Our analysis begins with the Supreme Court's decision in Key Tronic Corp. v. United States, 511 U.S. 809, 114 S. Ct. 1960, 128 L. Ed. 2d 797 (1994). There, the Court held that CERCLA § 107 does not provide for the award of attorney fees to a private party bringing a cost recovery action. Attorney fees are generally not recoverable "absent explicit congressional authorization." Id. at 814, 114 S. Ct. 1960 (citing Runyon v. McCrary, 427 U.S. 160, 185, 96 S. Ct. 2586, 49 L. Ed. 2d 415 (1976) and Alyeska Pipeline Service Co. v. Wilderness Society, 421 U.S. 240, 247, 95 S. Ct. 1612, 44 L. Ed. 2d 141 (1975)). CERCLA § 107(a) (4) (B) allows private parties to recover the "necessary costs of response," but this does not explicitly authorize a cause of action for the recovery of attorney fees. Id. at 813, 114 S. Ct. 1960. The Court compared the private party provision of section 107(a) (4) (B) with other provisions in the SARA amendments that expressly provide for attorney fees and concluded that the omission of express language from section 107(a) (4) (B) suggested a deliberate decision by Congress not to authorize the award of attorney fees in private recovery actions. Id. at 818-819, 114 S. Ct. 1960. The Court further stated that it would "stretch the plain terms of the phrase 'enforcement activities' too far to construe it as encompassing the kind of private cost recovery action at issue in this case." Id. at 819, 114 S. Ct. 1960.
The Court expressly declined, however, to determine whether attorney fees are recoverable by the government, stating "we offer no comment" on whether "enforcement activities" entitles the government to recover its attorney fees under section 107.8 Id. at 819, 114 S. Ct. 1960. In dicta, the Court noted that district courts have generally agreed that the government is entitled to recover litigation expenses including attorney fees as part of its cleanup costs. Id. at 817, 114 S. Ct. 1960. "Congress arguably endorsed these holdings, as well, in the SARA provision redefining the term 'response' to include related 'enforcement activities.' " Id. at 817-818, 114 S. Ct. 1960.

> [What is asked]
(a) According to the passage, what did the Supreme Court hold in Key Tronic Corp. v. United States about CERCLA § 107?
(b) Give the lines of the records from the first line through the line that contains "1465, 1400, 1488]" as a numbered list, including both of those lines. Leave out any blank lines.

> [Dataset rows]
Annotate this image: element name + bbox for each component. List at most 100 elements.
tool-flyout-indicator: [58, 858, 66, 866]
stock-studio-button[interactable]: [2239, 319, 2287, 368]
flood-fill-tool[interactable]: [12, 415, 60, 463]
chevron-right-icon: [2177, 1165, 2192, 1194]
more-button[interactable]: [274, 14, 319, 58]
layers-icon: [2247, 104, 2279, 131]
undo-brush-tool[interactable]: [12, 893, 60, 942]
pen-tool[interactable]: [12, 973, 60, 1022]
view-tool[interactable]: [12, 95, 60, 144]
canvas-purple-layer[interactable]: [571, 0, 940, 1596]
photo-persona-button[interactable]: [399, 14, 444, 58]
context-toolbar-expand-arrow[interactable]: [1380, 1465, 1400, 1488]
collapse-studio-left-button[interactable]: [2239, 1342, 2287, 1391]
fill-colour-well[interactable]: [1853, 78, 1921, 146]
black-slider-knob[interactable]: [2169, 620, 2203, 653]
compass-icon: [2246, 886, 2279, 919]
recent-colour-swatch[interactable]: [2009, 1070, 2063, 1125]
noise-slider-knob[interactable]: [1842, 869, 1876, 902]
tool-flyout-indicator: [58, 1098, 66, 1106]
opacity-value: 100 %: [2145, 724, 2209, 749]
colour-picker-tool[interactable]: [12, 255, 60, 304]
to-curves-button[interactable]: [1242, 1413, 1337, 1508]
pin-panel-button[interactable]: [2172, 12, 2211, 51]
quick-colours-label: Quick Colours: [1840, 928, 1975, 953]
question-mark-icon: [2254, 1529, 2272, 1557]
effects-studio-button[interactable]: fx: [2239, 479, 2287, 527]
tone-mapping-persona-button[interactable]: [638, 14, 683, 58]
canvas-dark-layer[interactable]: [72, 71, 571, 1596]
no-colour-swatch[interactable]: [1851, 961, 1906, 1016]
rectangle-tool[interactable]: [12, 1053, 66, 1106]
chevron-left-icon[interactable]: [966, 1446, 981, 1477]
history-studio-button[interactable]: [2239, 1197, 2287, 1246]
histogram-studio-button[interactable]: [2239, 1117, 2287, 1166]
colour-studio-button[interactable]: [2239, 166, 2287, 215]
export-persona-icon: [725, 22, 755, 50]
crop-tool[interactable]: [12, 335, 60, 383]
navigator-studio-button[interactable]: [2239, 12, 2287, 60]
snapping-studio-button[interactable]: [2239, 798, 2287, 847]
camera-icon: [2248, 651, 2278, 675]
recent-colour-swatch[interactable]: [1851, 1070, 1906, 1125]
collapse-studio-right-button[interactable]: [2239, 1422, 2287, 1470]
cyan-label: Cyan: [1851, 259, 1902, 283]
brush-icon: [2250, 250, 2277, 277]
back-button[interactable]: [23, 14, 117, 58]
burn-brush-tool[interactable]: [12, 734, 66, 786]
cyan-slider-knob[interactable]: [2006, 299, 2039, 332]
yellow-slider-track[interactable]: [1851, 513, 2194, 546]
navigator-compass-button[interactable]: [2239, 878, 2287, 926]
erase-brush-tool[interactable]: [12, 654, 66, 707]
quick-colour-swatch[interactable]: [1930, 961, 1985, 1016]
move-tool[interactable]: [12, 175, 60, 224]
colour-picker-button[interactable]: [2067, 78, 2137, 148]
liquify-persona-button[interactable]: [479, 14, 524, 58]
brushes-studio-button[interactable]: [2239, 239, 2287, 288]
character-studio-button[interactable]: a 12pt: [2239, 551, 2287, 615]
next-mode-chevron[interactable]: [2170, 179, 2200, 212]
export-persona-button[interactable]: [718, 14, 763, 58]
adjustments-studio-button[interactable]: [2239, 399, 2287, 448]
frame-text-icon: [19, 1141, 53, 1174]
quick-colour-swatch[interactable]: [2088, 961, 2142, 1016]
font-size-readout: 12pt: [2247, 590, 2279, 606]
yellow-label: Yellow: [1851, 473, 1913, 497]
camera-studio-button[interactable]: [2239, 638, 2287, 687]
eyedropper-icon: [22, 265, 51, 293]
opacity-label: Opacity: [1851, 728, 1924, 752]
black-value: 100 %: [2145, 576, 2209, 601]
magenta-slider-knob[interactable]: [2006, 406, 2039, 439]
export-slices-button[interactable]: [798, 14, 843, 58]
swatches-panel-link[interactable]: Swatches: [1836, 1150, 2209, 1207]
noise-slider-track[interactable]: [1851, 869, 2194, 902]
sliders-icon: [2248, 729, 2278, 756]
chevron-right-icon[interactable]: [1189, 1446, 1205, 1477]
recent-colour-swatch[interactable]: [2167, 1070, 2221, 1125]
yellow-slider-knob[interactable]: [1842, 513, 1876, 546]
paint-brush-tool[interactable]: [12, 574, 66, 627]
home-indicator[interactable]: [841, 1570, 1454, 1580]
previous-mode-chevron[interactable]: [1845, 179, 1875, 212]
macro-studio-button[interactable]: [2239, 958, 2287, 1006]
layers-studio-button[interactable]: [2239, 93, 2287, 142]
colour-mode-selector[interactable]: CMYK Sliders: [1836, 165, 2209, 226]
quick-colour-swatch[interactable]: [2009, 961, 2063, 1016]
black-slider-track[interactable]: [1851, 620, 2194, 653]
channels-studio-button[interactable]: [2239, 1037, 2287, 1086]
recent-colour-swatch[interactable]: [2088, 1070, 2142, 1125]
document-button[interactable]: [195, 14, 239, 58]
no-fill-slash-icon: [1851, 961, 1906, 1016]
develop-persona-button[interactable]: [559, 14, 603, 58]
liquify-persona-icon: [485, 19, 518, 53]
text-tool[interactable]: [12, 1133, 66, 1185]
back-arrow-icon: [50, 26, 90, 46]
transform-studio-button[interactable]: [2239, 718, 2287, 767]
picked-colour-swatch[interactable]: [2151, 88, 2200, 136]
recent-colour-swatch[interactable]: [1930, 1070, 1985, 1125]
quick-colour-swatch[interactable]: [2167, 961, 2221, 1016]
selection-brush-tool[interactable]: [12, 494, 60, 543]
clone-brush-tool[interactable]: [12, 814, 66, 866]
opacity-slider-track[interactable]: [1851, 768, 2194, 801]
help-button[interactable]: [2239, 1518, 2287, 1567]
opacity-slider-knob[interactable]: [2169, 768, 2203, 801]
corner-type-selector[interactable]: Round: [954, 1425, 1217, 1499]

> [Answers to each task]
(a) It held that CERCLA § 107 does not provide for the award of attorney fees to a private party bringing a cost recovery action.

(b)
1. Annotate this image: element name + bbox for each component. List at most 100 elements.
2. tool-flyout-indicator: [58, 858, 66, 866]
3. stock-studio-button[interactable]: [2239, 319, 2287, 368]
4. flood-fill-tool[interactable]: [12, 415, 60, 463]
5. chevron-right-icon: [2177, 1165, 2192, 1194]
6. more-button[interactable]: [274, 14, 319, 58]
7. layers-icon: [2247, 104, 2279, 131]
8. undo-brush-tool[interactable]: [12, 893, 60, 942]
9. pen-tool[interactable]: [12, 973, 60, 1022]
10. view-tool[interactable]: [12, 95, 60, 144]
11. canvas-purple-layer[interactable]: [571, 0, 940, 1596]
12. photo-persona-button[interactable]: [399, 14, 444, 58]
13. context-toolbar-expand-arrow[interactable]: [1380, 1465, 1400, 1488]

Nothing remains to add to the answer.